─── RECORDS FOR PROCESSING
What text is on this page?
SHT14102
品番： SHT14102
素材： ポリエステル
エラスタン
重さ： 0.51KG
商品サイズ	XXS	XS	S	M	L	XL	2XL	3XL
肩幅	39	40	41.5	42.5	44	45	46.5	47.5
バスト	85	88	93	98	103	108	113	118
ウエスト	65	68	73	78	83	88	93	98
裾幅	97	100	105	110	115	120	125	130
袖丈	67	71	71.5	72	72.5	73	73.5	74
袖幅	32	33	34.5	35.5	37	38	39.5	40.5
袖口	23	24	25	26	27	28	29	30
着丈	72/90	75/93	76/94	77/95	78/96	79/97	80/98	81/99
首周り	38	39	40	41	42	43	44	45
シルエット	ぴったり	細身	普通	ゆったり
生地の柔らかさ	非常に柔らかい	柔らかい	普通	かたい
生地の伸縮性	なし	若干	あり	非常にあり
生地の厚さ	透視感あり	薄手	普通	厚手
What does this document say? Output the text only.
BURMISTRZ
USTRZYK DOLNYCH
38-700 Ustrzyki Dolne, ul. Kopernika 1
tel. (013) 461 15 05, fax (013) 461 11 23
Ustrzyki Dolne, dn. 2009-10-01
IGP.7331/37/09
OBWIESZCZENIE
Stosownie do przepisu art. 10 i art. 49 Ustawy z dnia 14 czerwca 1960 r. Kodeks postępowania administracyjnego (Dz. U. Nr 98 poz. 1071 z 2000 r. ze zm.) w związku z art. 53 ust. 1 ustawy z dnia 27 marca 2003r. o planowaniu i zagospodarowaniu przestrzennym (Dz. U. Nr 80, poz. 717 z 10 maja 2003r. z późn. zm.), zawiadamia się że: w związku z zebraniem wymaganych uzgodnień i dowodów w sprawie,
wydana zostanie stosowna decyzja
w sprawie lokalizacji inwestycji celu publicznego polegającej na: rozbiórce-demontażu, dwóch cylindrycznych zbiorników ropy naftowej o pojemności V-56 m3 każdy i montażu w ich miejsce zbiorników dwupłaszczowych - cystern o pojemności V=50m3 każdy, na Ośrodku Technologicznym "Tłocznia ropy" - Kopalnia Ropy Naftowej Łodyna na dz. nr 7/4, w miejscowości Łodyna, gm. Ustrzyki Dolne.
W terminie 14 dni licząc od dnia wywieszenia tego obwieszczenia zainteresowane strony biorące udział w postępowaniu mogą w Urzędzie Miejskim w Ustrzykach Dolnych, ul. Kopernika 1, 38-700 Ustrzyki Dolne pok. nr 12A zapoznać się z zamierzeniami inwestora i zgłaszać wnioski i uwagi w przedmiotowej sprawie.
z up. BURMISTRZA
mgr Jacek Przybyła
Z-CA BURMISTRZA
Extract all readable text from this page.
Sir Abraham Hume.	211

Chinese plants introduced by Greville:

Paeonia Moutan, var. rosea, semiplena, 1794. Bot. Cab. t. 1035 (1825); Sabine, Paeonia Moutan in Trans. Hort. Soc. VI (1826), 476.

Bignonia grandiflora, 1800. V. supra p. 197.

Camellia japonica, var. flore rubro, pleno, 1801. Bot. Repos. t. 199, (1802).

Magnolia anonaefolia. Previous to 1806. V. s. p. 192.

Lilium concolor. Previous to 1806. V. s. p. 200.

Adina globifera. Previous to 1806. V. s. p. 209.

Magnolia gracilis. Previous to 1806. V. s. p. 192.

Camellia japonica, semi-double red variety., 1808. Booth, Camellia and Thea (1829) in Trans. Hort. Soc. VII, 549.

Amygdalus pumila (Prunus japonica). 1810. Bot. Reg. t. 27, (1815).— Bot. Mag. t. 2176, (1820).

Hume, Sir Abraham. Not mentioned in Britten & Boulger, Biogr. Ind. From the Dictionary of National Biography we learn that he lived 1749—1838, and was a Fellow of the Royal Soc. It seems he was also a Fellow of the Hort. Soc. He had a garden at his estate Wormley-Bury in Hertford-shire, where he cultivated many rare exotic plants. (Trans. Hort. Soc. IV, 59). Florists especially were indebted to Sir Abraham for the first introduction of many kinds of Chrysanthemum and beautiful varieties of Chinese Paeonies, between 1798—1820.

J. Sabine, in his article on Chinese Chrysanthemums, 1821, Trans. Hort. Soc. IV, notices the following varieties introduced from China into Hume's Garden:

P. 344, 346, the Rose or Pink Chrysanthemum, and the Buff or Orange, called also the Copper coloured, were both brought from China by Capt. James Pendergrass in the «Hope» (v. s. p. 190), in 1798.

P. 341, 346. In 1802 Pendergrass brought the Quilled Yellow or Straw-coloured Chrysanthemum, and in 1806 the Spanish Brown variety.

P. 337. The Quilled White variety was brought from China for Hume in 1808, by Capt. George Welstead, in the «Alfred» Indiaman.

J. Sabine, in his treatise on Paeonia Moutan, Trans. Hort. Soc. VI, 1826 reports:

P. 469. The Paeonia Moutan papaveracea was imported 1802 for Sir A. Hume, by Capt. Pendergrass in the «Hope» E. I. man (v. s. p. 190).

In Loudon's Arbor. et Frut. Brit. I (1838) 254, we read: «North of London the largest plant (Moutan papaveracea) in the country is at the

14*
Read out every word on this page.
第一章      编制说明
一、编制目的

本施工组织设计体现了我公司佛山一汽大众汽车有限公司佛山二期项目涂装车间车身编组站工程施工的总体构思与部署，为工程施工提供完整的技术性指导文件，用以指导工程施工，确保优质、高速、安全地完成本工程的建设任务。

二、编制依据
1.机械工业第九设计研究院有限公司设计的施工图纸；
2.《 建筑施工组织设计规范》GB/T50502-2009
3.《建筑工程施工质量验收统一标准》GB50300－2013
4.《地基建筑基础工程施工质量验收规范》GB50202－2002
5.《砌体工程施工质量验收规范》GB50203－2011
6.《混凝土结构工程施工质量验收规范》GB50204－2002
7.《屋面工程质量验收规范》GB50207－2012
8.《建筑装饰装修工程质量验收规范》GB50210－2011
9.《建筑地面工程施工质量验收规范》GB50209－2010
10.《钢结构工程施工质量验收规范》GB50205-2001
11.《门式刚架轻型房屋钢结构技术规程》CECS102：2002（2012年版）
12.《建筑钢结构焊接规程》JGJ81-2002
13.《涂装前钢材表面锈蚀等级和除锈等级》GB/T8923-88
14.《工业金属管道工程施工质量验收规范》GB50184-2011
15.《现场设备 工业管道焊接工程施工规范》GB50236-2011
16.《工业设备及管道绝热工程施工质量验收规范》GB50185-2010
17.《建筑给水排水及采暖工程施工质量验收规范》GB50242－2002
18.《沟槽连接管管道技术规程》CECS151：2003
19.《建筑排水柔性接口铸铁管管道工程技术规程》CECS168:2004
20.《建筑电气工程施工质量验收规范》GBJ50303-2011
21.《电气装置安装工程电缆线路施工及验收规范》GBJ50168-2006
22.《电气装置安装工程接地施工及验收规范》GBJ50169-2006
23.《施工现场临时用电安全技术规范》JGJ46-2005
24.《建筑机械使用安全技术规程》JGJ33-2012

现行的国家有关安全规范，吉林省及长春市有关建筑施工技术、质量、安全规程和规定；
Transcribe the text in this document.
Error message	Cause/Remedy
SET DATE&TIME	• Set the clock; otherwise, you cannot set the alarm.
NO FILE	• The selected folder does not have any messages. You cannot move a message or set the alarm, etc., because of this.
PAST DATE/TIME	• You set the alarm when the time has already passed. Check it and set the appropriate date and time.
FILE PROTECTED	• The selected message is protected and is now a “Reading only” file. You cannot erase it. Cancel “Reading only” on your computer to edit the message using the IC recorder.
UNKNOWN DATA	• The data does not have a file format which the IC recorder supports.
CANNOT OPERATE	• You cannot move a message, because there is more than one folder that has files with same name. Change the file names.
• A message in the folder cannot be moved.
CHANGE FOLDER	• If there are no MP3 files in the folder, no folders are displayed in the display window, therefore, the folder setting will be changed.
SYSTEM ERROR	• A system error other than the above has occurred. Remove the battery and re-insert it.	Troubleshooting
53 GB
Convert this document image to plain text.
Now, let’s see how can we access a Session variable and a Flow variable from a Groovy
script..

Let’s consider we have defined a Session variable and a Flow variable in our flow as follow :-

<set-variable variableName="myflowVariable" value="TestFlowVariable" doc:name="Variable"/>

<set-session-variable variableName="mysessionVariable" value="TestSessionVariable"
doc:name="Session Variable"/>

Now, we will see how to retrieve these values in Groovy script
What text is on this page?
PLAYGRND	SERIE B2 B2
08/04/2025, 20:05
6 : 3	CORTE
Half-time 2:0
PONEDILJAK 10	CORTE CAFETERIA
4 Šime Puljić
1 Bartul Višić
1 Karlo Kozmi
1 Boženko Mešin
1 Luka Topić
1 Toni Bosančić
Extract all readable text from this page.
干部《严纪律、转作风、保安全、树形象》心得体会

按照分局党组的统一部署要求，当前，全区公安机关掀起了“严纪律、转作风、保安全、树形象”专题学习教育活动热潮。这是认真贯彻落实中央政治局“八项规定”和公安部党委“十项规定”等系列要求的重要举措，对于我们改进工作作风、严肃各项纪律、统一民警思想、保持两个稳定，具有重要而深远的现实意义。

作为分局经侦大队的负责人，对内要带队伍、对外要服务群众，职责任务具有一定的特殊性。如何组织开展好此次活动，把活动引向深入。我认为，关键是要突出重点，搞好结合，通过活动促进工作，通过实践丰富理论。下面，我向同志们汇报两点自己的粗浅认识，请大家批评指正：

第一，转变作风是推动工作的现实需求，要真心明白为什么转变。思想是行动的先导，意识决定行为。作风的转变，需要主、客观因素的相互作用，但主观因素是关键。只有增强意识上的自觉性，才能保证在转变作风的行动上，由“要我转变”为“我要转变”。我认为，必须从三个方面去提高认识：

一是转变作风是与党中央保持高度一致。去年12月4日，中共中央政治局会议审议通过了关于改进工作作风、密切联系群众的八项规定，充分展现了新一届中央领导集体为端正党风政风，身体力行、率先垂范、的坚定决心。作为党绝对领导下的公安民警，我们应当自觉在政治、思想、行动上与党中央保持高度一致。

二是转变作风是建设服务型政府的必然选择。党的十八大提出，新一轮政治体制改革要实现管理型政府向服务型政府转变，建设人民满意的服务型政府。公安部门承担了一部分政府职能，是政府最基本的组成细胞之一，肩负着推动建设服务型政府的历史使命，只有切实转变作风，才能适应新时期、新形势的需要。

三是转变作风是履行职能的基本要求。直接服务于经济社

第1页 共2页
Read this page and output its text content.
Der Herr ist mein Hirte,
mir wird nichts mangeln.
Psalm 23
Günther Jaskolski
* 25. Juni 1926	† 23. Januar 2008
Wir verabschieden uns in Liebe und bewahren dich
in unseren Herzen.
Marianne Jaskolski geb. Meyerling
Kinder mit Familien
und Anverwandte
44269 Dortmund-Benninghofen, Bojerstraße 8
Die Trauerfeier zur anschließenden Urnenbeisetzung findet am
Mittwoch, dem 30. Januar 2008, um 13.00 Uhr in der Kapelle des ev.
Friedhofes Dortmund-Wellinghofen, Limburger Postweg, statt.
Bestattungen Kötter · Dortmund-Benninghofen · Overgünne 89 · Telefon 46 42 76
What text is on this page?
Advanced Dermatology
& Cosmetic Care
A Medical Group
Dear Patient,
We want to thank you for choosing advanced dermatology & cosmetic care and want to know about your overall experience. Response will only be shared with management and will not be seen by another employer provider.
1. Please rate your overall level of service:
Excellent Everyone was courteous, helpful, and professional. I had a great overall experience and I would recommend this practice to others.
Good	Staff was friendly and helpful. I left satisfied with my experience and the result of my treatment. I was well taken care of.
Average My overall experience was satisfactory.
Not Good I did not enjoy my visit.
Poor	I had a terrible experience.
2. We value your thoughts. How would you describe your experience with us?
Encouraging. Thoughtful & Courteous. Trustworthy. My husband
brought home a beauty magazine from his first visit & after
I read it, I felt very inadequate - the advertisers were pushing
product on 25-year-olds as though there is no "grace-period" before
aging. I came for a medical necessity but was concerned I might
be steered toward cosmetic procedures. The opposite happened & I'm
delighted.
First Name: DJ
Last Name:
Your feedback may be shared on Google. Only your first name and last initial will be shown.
──────
> OBJECTIVE: Scan the material and collect every line that contains "CORTE".

> SOLUTION TO THIS EXERCISE:
6 : 3	CORTE
PONEDILJAK 10	CORTE CAFETERIA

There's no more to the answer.